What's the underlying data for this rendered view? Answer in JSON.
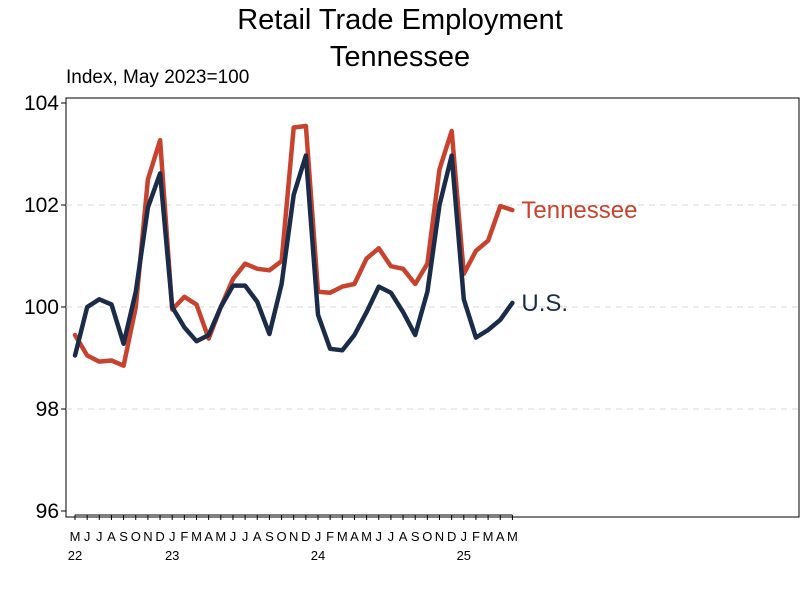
{
  "chart_data": {
    "type": "line",
    "title": "Retail Trade Employment",
    "subtitle": "Tennessee",
    "ylabel": "Index, May 2023=100",
    "ylim": [
      96,
      104
    ],
    "yticks": [
      "96",
      "98",
      "100",
      "102",
      "104"
    ],
    "grid": "horizontal dashed",
    "x": [
      "M",
      "J",
      "J",
      "A",
      "S",
      "O",
      "N",
      "D",
      "J",
      "F",
      "M",
      "A",
      "M",
      "J",
      "J",
      "A",
      "S",
      "O",
      "N",
      "D",
      "J",
      "F",
      "M",
      "A",
      "M",
      "J",
      "J",
      "A",
      "S",
      "O",
      "N",
      "D",
      "J",
      "F",
      "M",
      "A",
      "M"
    ],
    "year_labels": [
      {
        "label": "22",
        "index": 0
      },
      {
        "label": "23",
        "index": 8
      },
      {
        "label": "24",
        "index": 20
      },
      {
        "label": "25",
        "index": 32
      }
    ],
    "series": [
      {
        "name": "Tennessee",
        "color": "#c8432f",
        "values": [
          99.45,
          99.05,
          98.93,
          98.95,
          98.85,
          100.0,
          102.5,
          103.27,
          99.95,
          100.2,
          100.05,
          99.38,
          100.0,
          100.55,
          100.85,
          100.75,
          100.72,
          100.9,
          103.52,
          103.55,
          100.3,
          100.28,
          100.4,
          100.45,
          100.95,
          101.15,
          100.8,
          100.75,
          100.45,
          100.85,
          102.7,
          103.45,
          100.65,
          101.1,
          101.3,
          101.98,
          101.9
        ]
      },
      {
        "name": "U.S.",
        "color": "#1b2c48",
        "values": [
          99.05,
          100.0,
          100.15,
          100.05,
          99.28,
          100.3,
          101.95,
          102.62,
          100.0,
          99.6,
          99.33,
          99.45,
          100.0,
          100.42,
          100.42,
          100.1,
          99.47,
          100.45,
          102.2,
          102.97,
          99.85,
          99.18,
          99.15,
          99.45,
          99.9,
          100.4,
          100.28,
          99.9,
          99.45,
          100.3,
          102.0,
          102.97,
          100.15,
          99.4,
          99.55,
          99.75,
          100.08
        ]
      }
    ]
  }
}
-------
### Description of the task
Copy the listing exactly. Any image in it stays out of the copy.

### Solved problem
What's the underlying data for this rendered view? Answer in JSON.
{
  "chart_data": {
    "type": "line",
    "title": "Retail Trade Employment",
    "subtitle": "Tennessee",
    "ylabel": "Index, May 2023=100",
    "ylim": [
      96,
      104
    ],
    "yticks": [
      "96",
      "98",
      "100",
      "102",
      "104"
    ],
    "grid": "horizontal dashed",
    "x": [
      "M",
      "J",
      "J",
      "A",
      "S",
      "O",
      "N",
      "D",
      "J",
      "F",
      "M",
      "A",
      "M",
      "J",
      "J",
      "A",
      "S",
      "O",
      "N",
      "D",
      "J",
      "F",
      "M",
      "A",
      "M",
      "J",
      "J",
      "A",
      "S",
      "O",
      "N",
      "D",
      "J",
      "F",
      "M",
      "A",
      "M"
    ],
    "year_labels": [
      {
        "label": "22",
        "index": 0
      },
      {
        "label": "23",
        "index": 8
      },
      {
        "label": "24",
        "index": 20
      },
      {
        "label": "25",
        "index": 32
      }
    ],
    "series": [
      {
        "name": "Tennessee",
        "color": "#c8432f",
        "values": [
          99.45,
          99.05,
          98.93,
          98.95,
          98.85,
          100.0,
          102.5,
          103.27,
          99.95,
          100.2,
          100.05,
          99.38,
          100.0,
          100.55,
          100.85,
          100.75,
          100.72,
          100.9,
          103.52,
          103.55,
          100.3,
          100.28,
          100.4,
          100.45,
          100.95,
          101.15,
          100.8,
          100.75,
          100.45,
          100.85,
          102.7,
          103.45,
          100.65,
          101.1,
          101.3,
          101.98,
          101.9
        ]
      },
      {
        "name": "U.S.",
        "color": "#1b2c48",
        "values": [
          99.05,
          100.0,
          100.15,
          100.05,
          99.28,
          100.3,
          101.95,
          102.62,
          100.0,
          99.6,
          99.33,
          99.45,
          100.0,
          100.42,
          100.42,
          100.1,
          99.47,
          100.45,
          102.2,
          102.97,
          99.85,
          99.18,
          99.15,
          99.45,
          99.9,
          100.4,
          100.28,
          99.9,
          99.45,
          100.3,
          102.0,
          102.97,
          100.15,
          99.4,
          99.55,
          99.75,
          100.08
        ]
      }
    ]
  }
}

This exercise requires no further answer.